**What the exercise asks:**
The data below should be printed in full, exactly, and without any of its images.

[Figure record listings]

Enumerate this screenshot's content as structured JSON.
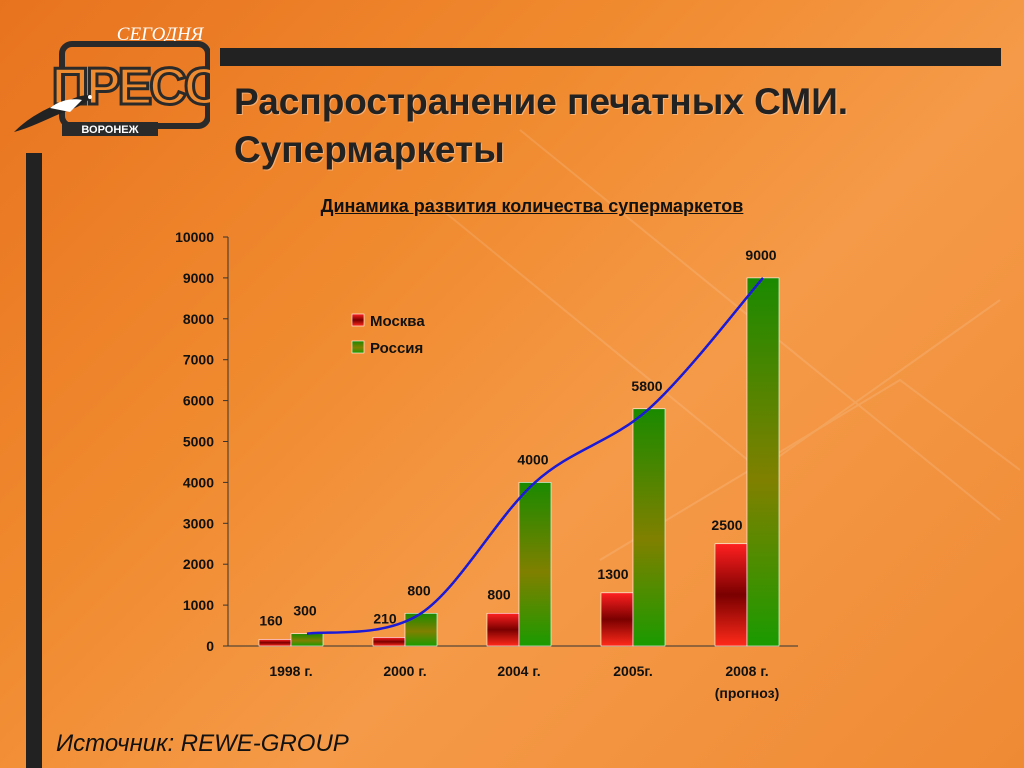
{
  "header": {
    "title_line1": "Распространение печатных СМИ.",
    "title_line2": "Супермаркеты"
  },
  "logo": {
    "brand": "ПРЕСС",
    "top_text": "СЕГОДНЯ",
    "city": "ВОРОНЕЖ"
  },
  "footer": {
    "source": "Источник: REWE-GROUP"
  },
  "colors": {
    "moscow": "#cc1111",
    "russia": "#2a8a00",
    "trend": "#1a1ad8",
    "accent_bars": "#222222"
  },
  "chart_data": {
    "type": "bar",
    "title": "Динамика развития количества супермаркетов",
    "categories": [
      "1998 г.",
      "2000 г.",
      "2004 г.",
      "2005г.",
      "2008 г."
    ],
    "category_notes": [
      "",
      "",
      "",
      "",
      "(прогноз)"
    ],
    "series": [
      {
        "name": "Москва",
        "values": [
          160,
          210,
          800,
          1300,
          2500
        ]
      },
      {
        "name": "Россия",
        "values": [
          300,
          800,
          4000,
          5800,
          9000
        ]
      }
    ],
    "trendline": {
      "series": "Россия",
      "style": "smooth curve"
    },
    "ylim": [
      0,
      10000
    ],
    "yticks": [
      0,
      1000,
      2000,
      3000,
      4000,
      5000,
      6000,
      7000,
      8000,
      9000,
      10000
    ],
    "legend_position": "upper-left",
    "grid": false
  }
}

**Finished answer:**
Enumerate this screenshot's content as structured JSON.
{
  "header": {
    "title_line1": "Распространение печатных СМИ.",
    "title_line2": "Супермаркеты"
  },
  "logo": {
    "brand": "ПРЕСС",
    "top_text": "СЕГОДНЯ",
    "city": "ВОРОНЕЖ"
  },
  "footer": {
    "source": "Источник: REWE-GROUP"
  },
  "colors": {
    "moscow": "#cc1111",
    "russia": "#2a8a00",
    "trend": "#1a1ad8",
    "accent_bars": "#222222"
  },
  "chart_data": {
    "type": "bar",
    "title": "Динамика развития количества супермаркетов",
    "categories": [
      "1998 г.",
      "2000 г.",
      "2004 г.",
      "2005г.",
      "2008 г."
    ],
    "category_notes": [
      "",
      "",
      "",
      "",
      "(прогноз)"
    ],
    "series": [
      {
        "name": "Москва",
        "values": [
          160,
          210,
          800,
          1300,
          2500
        ]
      },
      {
        "name": "Россия",
        "values": [
          300,
          800,
          4000,
          5800,
          9000
        ]
      }
    ],
    "trendline": {
      "series": "Россия",
      "style": "smooth curve"
    },
    "ylim": [
      0,
      10000
    ],
    "yticks": [
      0,
      1000,
      2000,
      3000,
      4000,
      5000,
      6000,
      7000,
      8000,
      9000,
      10000
    ],
    "legend_position": "upper-left",
    "grid": false
  }
}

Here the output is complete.